Aim = Output the data that follows exactly, line for line.

Dataset content =
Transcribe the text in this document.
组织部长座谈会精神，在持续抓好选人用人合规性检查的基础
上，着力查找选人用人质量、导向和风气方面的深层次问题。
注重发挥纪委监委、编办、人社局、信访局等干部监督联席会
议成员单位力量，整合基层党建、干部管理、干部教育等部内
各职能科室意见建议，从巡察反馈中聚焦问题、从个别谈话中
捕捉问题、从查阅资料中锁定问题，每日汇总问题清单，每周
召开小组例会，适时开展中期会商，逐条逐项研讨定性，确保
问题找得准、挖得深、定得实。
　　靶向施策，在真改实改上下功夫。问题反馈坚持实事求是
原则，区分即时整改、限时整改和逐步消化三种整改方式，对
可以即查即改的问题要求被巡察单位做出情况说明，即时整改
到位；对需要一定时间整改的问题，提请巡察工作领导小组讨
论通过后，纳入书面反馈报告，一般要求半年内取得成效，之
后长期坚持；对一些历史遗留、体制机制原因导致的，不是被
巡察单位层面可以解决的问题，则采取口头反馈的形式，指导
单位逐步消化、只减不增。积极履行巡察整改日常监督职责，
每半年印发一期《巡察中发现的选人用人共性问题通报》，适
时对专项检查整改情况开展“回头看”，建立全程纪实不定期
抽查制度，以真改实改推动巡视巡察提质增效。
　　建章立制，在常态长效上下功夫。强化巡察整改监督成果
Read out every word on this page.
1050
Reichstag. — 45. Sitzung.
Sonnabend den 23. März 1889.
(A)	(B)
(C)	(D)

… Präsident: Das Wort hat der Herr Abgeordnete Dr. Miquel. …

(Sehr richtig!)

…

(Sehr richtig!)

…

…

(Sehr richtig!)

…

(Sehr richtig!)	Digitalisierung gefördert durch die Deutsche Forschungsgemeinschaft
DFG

The output =
Transcribe the text in this document.
组织部长座谈会精神，在持续抓好选人用人合规性检查的基础
上，着力查找选人用人质量、导向和风气方面的深层次问题。
注重发挥纪委监委、编办、人社局、信访局等干部监督联席会
议成员单位力量，整合基层党建、干部管理、干部教育等部内
各职能科室意见建议，从巡察反馈中聚焦问题、从个别谈话中
捕捉问题、从查阅资料中锁定问题，每日汇总问题清单，每周
召开小组例会，适时开展中期会商，逐条逐项研讨定性，确保
问题找得准、挖得深、定得实。
　　靶向施策，在真改实改上下功夫。问题反馈坚持实事求是
原则，区分即时整改、限时整改和逐步消化三种整改方式，对
可以即查即改的问题要求被巡察单位做出情况说明，即时整改
到位；对需要一定时间整改的问题，提请巡察工作领导小组讨
论通过后，纳入书面反馈报告，一般要求半年内取得成效，之
后长期坚持；对一些历史遗留、体制机制原因导致的，不是被
巡察单位层面可以解决的问题，则采取口头反馈的形式，指导
单位逐步消化、只减不增。积极履行巡察整改日常监督职责，
每半年印发一期《巡察中发现的选人用人共性问题通报》，适
时对专项检查整改情况开展“回头看”，建立全程纪实不定期
抽查制度，以真改实改推动巡视巡察提质增效。
　　建章立制，在常态长效上下功夫。强化巡察整改监督成果
Read out every word on this page.
1050
Reichstag. — 45. Sitzung.
Sonnabend den 23. März 1889.
(A)	(B)
(C)	(D)

… Präsident: Das Wort hat der Herr Abgeordnete Dr. Miquel. …

(Sehr richtig!)

…

(Sehr richtig!)

…

…

(Sehr richtig!)

…

(Sehr richtig!)	Digitalisierung gefördert durch die Deutsche Forschungsgemeinschaft
DFG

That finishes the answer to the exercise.